* [Extracto del documento]:
☆ ☆ ☆

Capitanes
valientes, o no
Capitán E. Smith del RMS Titanic. |
Cuatro semanas más tarde, en un artículo memorable publicado en The English Rewiew, Joseph Conrad confrontaba el final del Titanic con el hundimiento, reciente en aquellas fechas, del Douro: un barco más pequeño pero con proporción similar de pasajeros. El Titanic se había hundido despacio, entre el desconcierto y la incompetencia de capitán y tripulantes, mientras que en el Douro, que se fue a pique en pocos minutos, la dotación completa de capitán a mayordomo, menos el oficial al mando de los botes salvavidas y dos marineros para gobernar cada uno, se hundió con el barco, sin rechistar, después de poner a salvo a todo el pasaje. Pero es que el Douro, concluía Conrad, era un barco de verdad, tripulado por marinos profesionales y bien mandados que no perdieron la humanidad ni la sangre fría. No un monstruoso hotel flotante lanzado a 21 nudos de velocidad por un mar con icebergs, atendido por seis centenares de pobres diablos entre mozos, doncellas, músicos, animadores, cocineros y camareros.
Escrito hace un siglo, el comentario conradiano podría aplicarse casi de modo literal al desastre del Costa Concordia. Pese al tiempo y los avances técnicos que median entre uno y otro barco, muchas son las lecciones no aprendidas, las arrogancias culpables y las incompetencias evidentes para cualquier marino, aunque no siempre para los armadores e ingenieros navales: desmesura en los grandes cruceros, escasa preparación de tripulaciones, fe ciega y suicida en la tecnología, o competencia profesional de los capitanes y oficiales al mando. En este último aspecto, ciertos detalles en el comportamiento del capitán del Costa Concordia, Francesco Schettino, quizá merezcan considerarse.
Todo capitán de barco tiene dos deberes inexcusables: gobernar su nave con seguridad y destreza y, en caso de incidente o naufragio, procurar el salvamento de pasaje, tripulación, carga y, a ser posible, del barco mismo. Esa es la razón de que, en otros tiempos, un capitán pundonoroso se hundiese a veces con el barco, pues su presencia a bordo era garantía de que todo se había procurado hasta el último instante. Y así, a un capitán capaz de gobernar bien un barco y asegurar en caso de incidente o tragedia la mayor parte posible de vidas y bienes, se le considera, hoy como ayer, un marino competente.
En la varada del Costa Concordia, en mi opinión, el concepto de incompetencia se ha manejado con cierta ligereza. No creo que el capitán Schettino fuese un incompetente. Treinta años de experiencia y una óptima calificación profesional lo llevaron al puente del crucero. Hacía una ruta conocida, y la maniobra de acercarse a tierra es común en esa clase de viajes. Además, una vez producida la vía de agua casi en la aleta de babor -lo que significaría que ya estaban metiendo a estribor para evitar el peligro-, la maniobra de largar anclas a fin de que, con las máquinas anegadas y fuera de servicio, el barco bornease 180º con su último impulso para acercar el costado a tierra y no hundirse en aguas profundas, parece impecablemente marinera y propia de buenos reflejos. El exceso de confianza, una mirada superficial a los instrumentos, pulsar dos veces una tecla en lugar de hacerlo tres, pudieron bastar, a 16 nudos y en tan poca sonda, con una mole de 17 pisos y 114.500 toneladas, para que del error al desastre transcurriesen pocos segundos. Ningún marino veterano puede afirmar que jamás cometió un error de navegación o maniobra; aunque este no tuviera consecuencias, o estas no sean las mismas en aguas libres de peligros que en un paso estrecho, en la noche, la niebla o el mal tiempo, con una piedra o una restinga cerca; o, como en el caso del Costa Concordia, a solo un cable de la costa.

☆ ☆ ☆

* [Datos registrados]:

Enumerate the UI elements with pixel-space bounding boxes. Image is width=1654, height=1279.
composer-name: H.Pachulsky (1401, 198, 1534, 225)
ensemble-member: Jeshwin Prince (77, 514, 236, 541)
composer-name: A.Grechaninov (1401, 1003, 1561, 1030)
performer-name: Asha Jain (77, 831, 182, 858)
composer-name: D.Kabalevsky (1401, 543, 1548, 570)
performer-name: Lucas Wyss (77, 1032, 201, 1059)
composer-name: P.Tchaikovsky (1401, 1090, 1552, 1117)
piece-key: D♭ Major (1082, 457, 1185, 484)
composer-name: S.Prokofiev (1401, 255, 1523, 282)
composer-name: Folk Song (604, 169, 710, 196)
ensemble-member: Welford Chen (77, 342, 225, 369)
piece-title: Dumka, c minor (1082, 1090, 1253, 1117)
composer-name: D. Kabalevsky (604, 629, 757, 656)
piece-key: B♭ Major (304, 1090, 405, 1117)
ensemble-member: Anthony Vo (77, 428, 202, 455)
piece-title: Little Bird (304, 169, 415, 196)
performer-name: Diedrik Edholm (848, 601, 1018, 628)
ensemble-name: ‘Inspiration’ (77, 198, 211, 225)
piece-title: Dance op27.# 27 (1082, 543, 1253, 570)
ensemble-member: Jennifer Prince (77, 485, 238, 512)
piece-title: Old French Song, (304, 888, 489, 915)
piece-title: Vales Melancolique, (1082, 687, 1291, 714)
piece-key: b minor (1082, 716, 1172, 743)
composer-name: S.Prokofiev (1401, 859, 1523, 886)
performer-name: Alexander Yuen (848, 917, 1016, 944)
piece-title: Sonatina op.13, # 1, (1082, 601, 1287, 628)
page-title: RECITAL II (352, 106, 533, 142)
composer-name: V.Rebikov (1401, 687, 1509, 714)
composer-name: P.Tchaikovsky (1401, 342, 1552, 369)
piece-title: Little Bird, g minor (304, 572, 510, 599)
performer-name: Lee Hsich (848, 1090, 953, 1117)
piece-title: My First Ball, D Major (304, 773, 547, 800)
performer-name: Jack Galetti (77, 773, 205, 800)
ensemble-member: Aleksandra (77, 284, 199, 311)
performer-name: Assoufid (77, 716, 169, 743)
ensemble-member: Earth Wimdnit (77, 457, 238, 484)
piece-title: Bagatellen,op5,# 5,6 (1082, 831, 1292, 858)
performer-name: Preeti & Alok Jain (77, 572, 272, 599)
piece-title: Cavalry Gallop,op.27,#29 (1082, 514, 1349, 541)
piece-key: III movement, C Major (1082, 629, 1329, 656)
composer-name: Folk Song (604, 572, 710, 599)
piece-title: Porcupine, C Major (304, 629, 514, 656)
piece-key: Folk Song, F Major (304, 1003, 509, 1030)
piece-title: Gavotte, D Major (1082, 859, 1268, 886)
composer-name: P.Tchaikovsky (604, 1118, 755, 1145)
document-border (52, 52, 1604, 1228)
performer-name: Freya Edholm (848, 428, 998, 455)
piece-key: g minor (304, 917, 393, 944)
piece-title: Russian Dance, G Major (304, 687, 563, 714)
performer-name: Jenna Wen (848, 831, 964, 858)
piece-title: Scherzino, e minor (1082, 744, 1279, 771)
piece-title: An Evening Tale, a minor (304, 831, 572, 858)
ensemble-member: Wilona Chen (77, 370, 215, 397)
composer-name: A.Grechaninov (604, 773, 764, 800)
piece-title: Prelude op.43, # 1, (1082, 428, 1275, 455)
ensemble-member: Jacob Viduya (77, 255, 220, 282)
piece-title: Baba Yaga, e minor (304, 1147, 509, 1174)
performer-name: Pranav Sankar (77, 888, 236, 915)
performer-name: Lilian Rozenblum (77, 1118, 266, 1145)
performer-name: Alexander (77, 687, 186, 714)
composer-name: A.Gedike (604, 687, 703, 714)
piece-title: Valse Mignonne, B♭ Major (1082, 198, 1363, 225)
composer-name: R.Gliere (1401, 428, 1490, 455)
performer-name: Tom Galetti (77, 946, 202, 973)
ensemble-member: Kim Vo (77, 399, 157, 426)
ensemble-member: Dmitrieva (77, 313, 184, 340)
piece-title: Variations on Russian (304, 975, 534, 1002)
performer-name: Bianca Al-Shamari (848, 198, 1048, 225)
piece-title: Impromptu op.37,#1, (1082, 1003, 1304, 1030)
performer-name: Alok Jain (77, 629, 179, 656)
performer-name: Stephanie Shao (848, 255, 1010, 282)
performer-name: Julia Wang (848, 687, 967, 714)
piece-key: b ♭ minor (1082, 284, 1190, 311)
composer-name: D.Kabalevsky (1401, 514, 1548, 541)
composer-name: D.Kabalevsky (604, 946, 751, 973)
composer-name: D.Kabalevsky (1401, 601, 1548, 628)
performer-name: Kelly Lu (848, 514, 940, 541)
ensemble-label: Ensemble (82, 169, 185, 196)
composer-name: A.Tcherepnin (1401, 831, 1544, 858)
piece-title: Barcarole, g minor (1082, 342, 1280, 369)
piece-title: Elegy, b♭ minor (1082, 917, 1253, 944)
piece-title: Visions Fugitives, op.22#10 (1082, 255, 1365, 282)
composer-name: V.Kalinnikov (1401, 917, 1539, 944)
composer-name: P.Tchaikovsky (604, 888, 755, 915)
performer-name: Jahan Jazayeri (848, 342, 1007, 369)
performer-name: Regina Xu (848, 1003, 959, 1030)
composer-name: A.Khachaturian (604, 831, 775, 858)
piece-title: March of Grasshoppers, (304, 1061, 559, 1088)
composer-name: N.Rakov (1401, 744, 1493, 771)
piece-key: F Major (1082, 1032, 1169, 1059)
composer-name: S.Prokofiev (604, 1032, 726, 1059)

☆ ☆ ☆

* [Tarea asignada]: Escribe la continuación del artículo sobre los capitanes del Titanic y del Costa Concordia, empezando después de su última oración.

* [Respuesta correcta]:
En los casos mencionados, incluso aplicando al capitán de una nave todo el rigor legal que merezca su error, es posible comprender la tragedia del marino. Simpatizar con él pese a su desgracia. Pero lo que sitúa a cualquier capitán lejos de cualquier simpatía posible es su incompetencia o cobardía a la hora de afrontar las consecuencias del error o la mala suerte. Una desgracia puede ser azar, pero no encararla con dignidad es vileza. Si un capitán está para algo, es sobre todo para cuando las cosas van mal a bordo. Ahí un marino es, o no es. Y Francesco Schettino demostró que no lo era. Escapar a su deber y su conciencia fue una cobardía inexcusable, que en tiempos menos políticamente correctos, frente a un tribunal naval de los de antes, lo habría llevado a la soga de una horca.
Tengo una impresión personal sobre eso. Con el auge de las comunicaciones fáciles vía Internet y telefonía móvil, la responsabilidad de un marino se diluye en aspectos ajenos al mar y sus problemas inmediatos. El oficial del Costa Concordia que fue a comprobar cuánta agua entraba en la sala de máquinas informó repetidas veces al puente, y no obtuvo respuesta porque el capitán estaba ocupado con el teléfono. De hecho, buena parte de los 45 minutos transcurridos entre el momento de la varada (21.58), las mentiras a la autoridad marítima de Livorno (22.10) y la confesión final de que había una vía de agua (22.43), así como el cuarto de hora siguiente, hasta que sonaron las siete pitadas cortas y una larga para abandonar el buque (22.58), Schettino los pasó hablando por teléfono con el director marítimo de Costa Crociere. Dicho de otra forma: en vez de ocuparse del salvamento de pasajeros y tripulantes, el capitán del Costa Concordia estuvo con el móvil pegado a la oreja, pidiendo instrucciones a su empresa.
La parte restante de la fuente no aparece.